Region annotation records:
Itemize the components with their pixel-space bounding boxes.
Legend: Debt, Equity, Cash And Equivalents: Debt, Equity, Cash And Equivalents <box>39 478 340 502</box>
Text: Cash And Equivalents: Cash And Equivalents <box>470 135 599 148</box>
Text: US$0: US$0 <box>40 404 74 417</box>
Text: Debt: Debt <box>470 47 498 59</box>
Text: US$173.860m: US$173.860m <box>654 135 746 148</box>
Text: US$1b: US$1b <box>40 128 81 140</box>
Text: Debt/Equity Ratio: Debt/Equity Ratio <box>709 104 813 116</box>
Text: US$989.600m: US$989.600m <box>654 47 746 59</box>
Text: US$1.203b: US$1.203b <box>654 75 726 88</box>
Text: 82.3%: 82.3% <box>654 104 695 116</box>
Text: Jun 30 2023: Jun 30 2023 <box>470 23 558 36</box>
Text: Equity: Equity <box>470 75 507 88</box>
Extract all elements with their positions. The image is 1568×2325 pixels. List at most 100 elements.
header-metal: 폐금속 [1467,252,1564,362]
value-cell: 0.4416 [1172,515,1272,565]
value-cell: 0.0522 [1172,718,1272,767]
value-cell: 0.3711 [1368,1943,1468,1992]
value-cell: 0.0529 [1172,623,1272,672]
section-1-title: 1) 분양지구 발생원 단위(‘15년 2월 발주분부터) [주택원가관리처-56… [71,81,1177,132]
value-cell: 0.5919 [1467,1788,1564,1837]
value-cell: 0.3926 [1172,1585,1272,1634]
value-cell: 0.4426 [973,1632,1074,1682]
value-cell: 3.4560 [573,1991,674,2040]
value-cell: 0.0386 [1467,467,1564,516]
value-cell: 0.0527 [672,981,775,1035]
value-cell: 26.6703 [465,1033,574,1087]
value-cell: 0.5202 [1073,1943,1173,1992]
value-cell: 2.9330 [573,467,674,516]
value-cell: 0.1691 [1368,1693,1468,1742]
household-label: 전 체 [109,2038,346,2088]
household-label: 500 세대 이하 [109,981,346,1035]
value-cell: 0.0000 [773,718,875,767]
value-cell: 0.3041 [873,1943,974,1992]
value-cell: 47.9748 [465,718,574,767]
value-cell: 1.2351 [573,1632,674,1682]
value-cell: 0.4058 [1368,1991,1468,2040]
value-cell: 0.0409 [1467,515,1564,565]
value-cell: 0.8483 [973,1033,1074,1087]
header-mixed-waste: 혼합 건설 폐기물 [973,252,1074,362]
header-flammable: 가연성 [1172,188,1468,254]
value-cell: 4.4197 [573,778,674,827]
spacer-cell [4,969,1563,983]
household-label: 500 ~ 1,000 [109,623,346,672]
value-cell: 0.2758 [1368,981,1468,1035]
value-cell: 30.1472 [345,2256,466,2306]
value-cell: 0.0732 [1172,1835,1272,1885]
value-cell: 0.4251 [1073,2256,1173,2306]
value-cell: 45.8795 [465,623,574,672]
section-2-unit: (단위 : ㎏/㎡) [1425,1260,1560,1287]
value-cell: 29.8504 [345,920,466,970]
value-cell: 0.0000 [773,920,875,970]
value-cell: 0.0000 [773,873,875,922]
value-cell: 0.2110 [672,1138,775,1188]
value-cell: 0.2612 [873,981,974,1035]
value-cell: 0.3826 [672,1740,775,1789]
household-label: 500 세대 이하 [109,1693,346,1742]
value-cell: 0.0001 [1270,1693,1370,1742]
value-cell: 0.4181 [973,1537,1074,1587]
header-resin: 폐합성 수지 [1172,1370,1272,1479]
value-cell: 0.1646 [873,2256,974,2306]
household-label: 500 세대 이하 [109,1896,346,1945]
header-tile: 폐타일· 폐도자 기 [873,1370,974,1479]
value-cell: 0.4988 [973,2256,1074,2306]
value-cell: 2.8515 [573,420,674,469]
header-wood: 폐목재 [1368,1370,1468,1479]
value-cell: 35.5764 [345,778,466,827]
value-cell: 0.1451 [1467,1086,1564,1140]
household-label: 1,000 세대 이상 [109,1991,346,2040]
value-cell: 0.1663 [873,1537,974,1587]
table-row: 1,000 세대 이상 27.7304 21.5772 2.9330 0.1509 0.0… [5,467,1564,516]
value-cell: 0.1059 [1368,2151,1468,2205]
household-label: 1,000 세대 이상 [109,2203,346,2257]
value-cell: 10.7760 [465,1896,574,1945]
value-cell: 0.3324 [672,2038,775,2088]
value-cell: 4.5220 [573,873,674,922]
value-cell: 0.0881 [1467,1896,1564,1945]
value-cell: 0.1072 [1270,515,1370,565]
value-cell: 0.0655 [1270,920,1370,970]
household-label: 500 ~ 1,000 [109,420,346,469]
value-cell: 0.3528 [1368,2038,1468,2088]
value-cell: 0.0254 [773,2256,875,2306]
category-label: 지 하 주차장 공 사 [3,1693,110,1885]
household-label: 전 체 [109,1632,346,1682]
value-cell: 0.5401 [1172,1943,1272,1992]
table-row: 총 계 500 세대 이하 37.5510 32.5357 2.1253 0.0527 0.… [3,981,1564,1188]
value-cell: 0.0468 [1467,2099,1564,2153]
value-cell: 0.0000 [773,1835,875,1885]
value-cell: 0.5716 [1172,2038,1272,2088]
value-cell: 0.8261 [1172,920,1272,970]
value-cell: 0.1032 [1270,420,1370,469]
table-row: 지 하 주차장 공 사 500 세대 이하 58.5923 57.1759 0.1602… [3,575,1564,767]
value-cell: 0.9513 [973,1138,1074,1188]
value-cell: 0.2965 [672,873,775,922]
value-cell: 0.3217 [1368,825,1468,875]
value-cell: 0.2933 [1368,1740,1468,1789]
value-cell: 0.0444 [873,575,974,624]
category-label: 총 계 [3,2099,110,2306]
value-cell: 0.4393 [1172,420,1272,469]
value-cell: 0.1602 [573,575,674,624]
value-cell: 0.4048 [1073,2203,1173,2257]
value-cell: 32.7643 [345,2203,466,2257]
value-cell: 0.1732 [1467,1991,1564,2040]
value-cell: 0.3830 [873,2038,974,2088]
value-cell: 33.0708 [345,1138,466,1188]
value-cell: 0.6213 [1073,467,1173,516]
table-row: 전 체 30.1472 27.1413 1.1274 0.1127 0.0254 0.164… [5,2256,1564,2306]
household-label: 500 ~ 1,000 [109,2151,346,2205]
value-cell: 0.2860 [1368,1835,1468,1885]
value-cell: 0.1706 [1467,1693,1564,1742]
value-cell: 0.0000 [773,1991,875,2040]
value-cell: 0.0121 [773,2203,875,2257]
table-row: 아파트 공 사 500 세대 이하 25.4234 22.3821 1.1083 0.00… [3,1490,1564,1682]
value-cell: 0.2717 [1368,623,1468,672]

__AIM__. Put every line of the rows above into a Markdown table with two columns, Number and Entry. Skip blank lines.

__TASK ANSWER__.
| Number | Entry |
|---|---|
| 1 | Itemize the components with their pixel-space bounding boxes. |
| 2 | Legend: Debt, Equity, Cash And Equivalents: Debt, Equity, Cash And Equivalents <box>39 478 340 502</box> |
| 3 | Text: Cash And Equivalents: Cash And Equivalents <box>470 135 599 148</box> |
| 4 | Text: US$0: US$0 <box>40 404 74 417</box> |
| 5 | Text: Debt: Debt <box>470 47 498 59</box> |
| 6 | Text: US$173.860m: US$173.860m <box>654 135 746 148</box> |
| 7 | Text: US$1b: US$1b <box>40 128 81 140</box> |
| 8 | Text: Debt/Equity Ratio: Debt/Equity Ratio <box>709 104 813 116</box> |
| 9 | Text: US$989.600m: US$989.600m <box>654 47 746 59</box> |
| 10 | Text: US$1.203b: US$1.203b <box>654 75 726 88</box> |
| 11 | Text: 82.3%: 82.3% <box>654 104 695 116</box> |
| 12 | Text: Jun 30 2023: Jun 30 2023 <box>470 23 558 36</box> |
| 13 | Text: Equity: Equity <box>470 75 507 88</box> |
| 14 | Extract all elements with their positions. The image is 1568×2325 pixels. List at most 100 elements. |
| 15 | header-metal: 폐금속 [1467,252,1564,362] |
| 16 | value-cell: 0.4416 [1172,515,1272,565] |
| 17 | value-cell: 0.0522 [1172,718,1272,767] |
| 18 | value-cell: 0.3711 [1368,1943,1468,1992] |
| 19 | value-cell: 0.0529 [1172,623,1272,672] |
| 20 | section-1-title: 1) 분양지구 발생원 단위(‘15년 2월 발주분부터) [주택원가관리처-56… [71,81,1177,132] |
| 21 | value-cell: 0.5919 [1467,1788,1564,1837] |
| 22 | value-cell: 0.3926 [1172,1585,1272,1634] |
| 23 | value-cell: 0.4426 [973,1632,1074,1682] |
| 24 | value-cell: 3.4560 [573,1991,674,2040] |
| 25 | value-cell: 0.0386 [1467,467,1564,516] |
| 26 | value-cell: 0.0527 [672,981,775,1035] |
| 27 | value-cell: 26.6703 [465,1033,574,1087] |
| 28 | value-cell: 0.5202 [1073,1943,1173,1992] |
| 29 | value-cell: 2.9330 [573,467,674,516] |
| 30 | value-cell: 0.1691 [1368,1693,1468,1742] |
| 31 | household-label: 전 체 [109,2038,346,2088] |
| 32 | household-label: 500 세대 이하 [109,981,346,1035] |
| 33 | value-cell: 0.0000 [773,718,875,767] |
| 34 | value-cell: 0.3041 [873,1943,974,1992] |
| 35 | value-cell: 47.9748 [465,718,574,767] |
| 36 | value-cell: 1.2351 [573,1632,674,1682] |
| 37 | value-cell: 0.4058 [1368,1991,1468,2040] |
| 38 | value-cell: 0.0409 [1467,515,1564,565] |
| 39 | value-cell: 0.8483 [973,1033,1074,1087] |
| 40 | header-mixed-waste: 혼합 건설 폐기물 [973,252,1074,362] |
| 41 | header-flammable: 가연성 [1172,188,1468,254] |
| 42 | value-cell: 4.4197 [573,778,674,827] |
| 43 | spacer-cell [4,969,1563,983] |
| 44 | household-label: 500 ~ 1,000 [109,623,346,672] |
| 45 | value-cell: 0.2758 [1368,981,1468,1035] |
| 46 | value-cell: 30.1472 [345,2256,466,2306] |
| 47 | value-cell: 0.0732 [1172,1835,1272,1885] |
| 48 | value-cell: 0.4251 [1073,2256,1173,2306] |
| 49 | value-cell: 45.8795 [465,623,574,672] |
| 50 | section-2-unit: (단위 : ㎏/㎡) [1425,1260,1560,1287] |
| 51 | value-cell: 29.8504 [345,920,466,970] |
| 52 | value-cell: 0.0000 [773,920,875,970] |
| 53 | value-cell: 0.0000 [773,873,875,922] |
| 54 | value-cell: 0.2110 [672,1138,775,1188] |
| 55 | value-cell: 0.2612 [873,981,974,1035] |
| 56 | value-cell: 0.3826 [672,1740,775,1789] |
| 57 | household-label: 500 세대 이하 [109,1693,346,1742] |
| 58 | value-cell: 0.0001 [1270,1693,1370,1742] |
| 59 | value-cell: 0.4181 [973,1537,1074,1587] |
| 60 | header-resin: 폐합성 수지 [1172,1370,1272,1479] |
| 61 | value-cell: 0.1646 [873,2256,974,2306] |
| 62 | household-label: 500 세대 이하 [109,1896,346,1945] |
| 63 | header-tile: 폐타일· 폐도자 기 [873,1370,974,1479] |
| 64 | value-cell: 0.4988 [973,2256,1074,2306] |
| 65 | value-cell: 2.8515 [573,420,674,469] |
| 66 | header-wood: 폐목재 [1368,1370,1468,1479] |
| 67 | value-cell: 35.5764 [345,778,466,827] |
| 68 | value-cell: 0.1451 [1467,1086,1564,1140] |
| 69 | household-label: 1,000 세대 이상 [109,1991,346,2040] |
| 70 | value-cell: 0.1663 [873,1537,974,1587] |
| 71 | table-row: 1,000 세대 이상 27.7304 21.5772 2.9330 0.1509 0.0… [5,467,1564,516] |
| 72 | value-cell: 0.1059 [1368,2151,1468,2205] |
| 73 | household-label: 1,000 세대 이상 [109,2203,346,2257] |
| 74 | value-cell: 10.7760 [465,1896,574,1945] |
| 75 | value-cell: 0.3324 [672,2038,775,2088] |
| 76 | value-cell: 4.5220 [573,873,674,922] |
| 77 | value-cell: 0.0881 [1467,1896,1564,1945] |
| 78 | value-cell: 0.1072 [1270,515,1370,565] |
| 79 | value-cell: 0.0655 [1270,920,1370,970] |
| 80 | household-label: 500 ~ 1,000 [109,420,346,469] |
| 81 | value-cell: 0.3528 [1368,2038,1468,2088] |
| 82 | value-cell: 0.0254 [773,2256,875,2306] |
| 83 | category-label: 지 하 주차장 공 사 [3,1693,110,1885] |
| 84 | household-label: 전 체 [109,1632,346,1682] |
| 85 | value-cell: 0.5401 [1172,1943,1272,1992] |
| 86 | table-row: 총 계 500 세대 이하 37.5510 32.5357 2.1253 0.0527 0.… [3,981,1564,1188] |
| 87 | value-cell: 0.0468 [1467,2099,1564,2153] |
| 88 | value-cell: 0.0000 [773,1835,875,1885] |
| 89 | value-cell: 0.5716 [1172,2038,1272,2088] |
| 90 | value-cell: 0.8261 [1172,920,1272,970] |
| 91 | value-cell: 0.1032 [1270,420,1370,469] |
| 92 | table-row: 지 하 주차장 공 사 500 세대 이하 58.5923 57.1759 0.1602… [3,575,1564,767] |
| 93 | value-cell: 0.9513 [973,1138,1074,1188] |
| 94 | value-cell: 0.2965 [672,873,775,922] |
| 95 | value-cell: 0.3217 [1368,825,1468,875] |
| 96 | value-cell: 0.2933 [1368,1740,1468,1789] |
| 97 | value-cell: 0.0444 [873,575,974,624] |
| 98 | category-label: 총 계 [3,2099,110,2306] |
| 99 | value-cell: 0.4393 [1172,420,1272,469] |
| 100 | value-cell: 0.1602 [573,575,674,624] |
| 101 | value-cell: 0.4048 [1073,2203,1173,2257] |
| 102 | value-cell: 32.7643 [345,2203,466,2257] |
| 103 | value-cell: 0.1732 [1467,1991,1564,2040] |
| 104 | value-cell: 0.3830 [873,2038,974,2088] |
| 105 | value-cell: 33.0708 [345,1138,466,1188] |
| 106 | value-cell: 0.6213 [1073,467,1173,516] |
| 107 | table-row: 전 체 30.1472 27.1413 1.1274 0.1127 0.0254 0.164… [5,2256,1564,2306] |
| 108 | household-label: 500 ~ 1,000 [109,2151,346,2205] |
| 109 | value-cell: 0.2860 [1368,1835,1468,1885] |
| 110 | value-cell: 0.1706 [1467,1693,1564,1742] |
| 111 | value-cell: 0.0000 [773,1991,875,2040] |
| 112 | value-cell: 0.0121 [773,2203,875,2257] |
| 113 | table-row: 아파트 공 사 500 세대 이하 25.4234 22.3821 1.1083 0.00… [3,1490,1564,1682] |
| 114 | value-cell: 0.2717 [1368,623,1468,672] |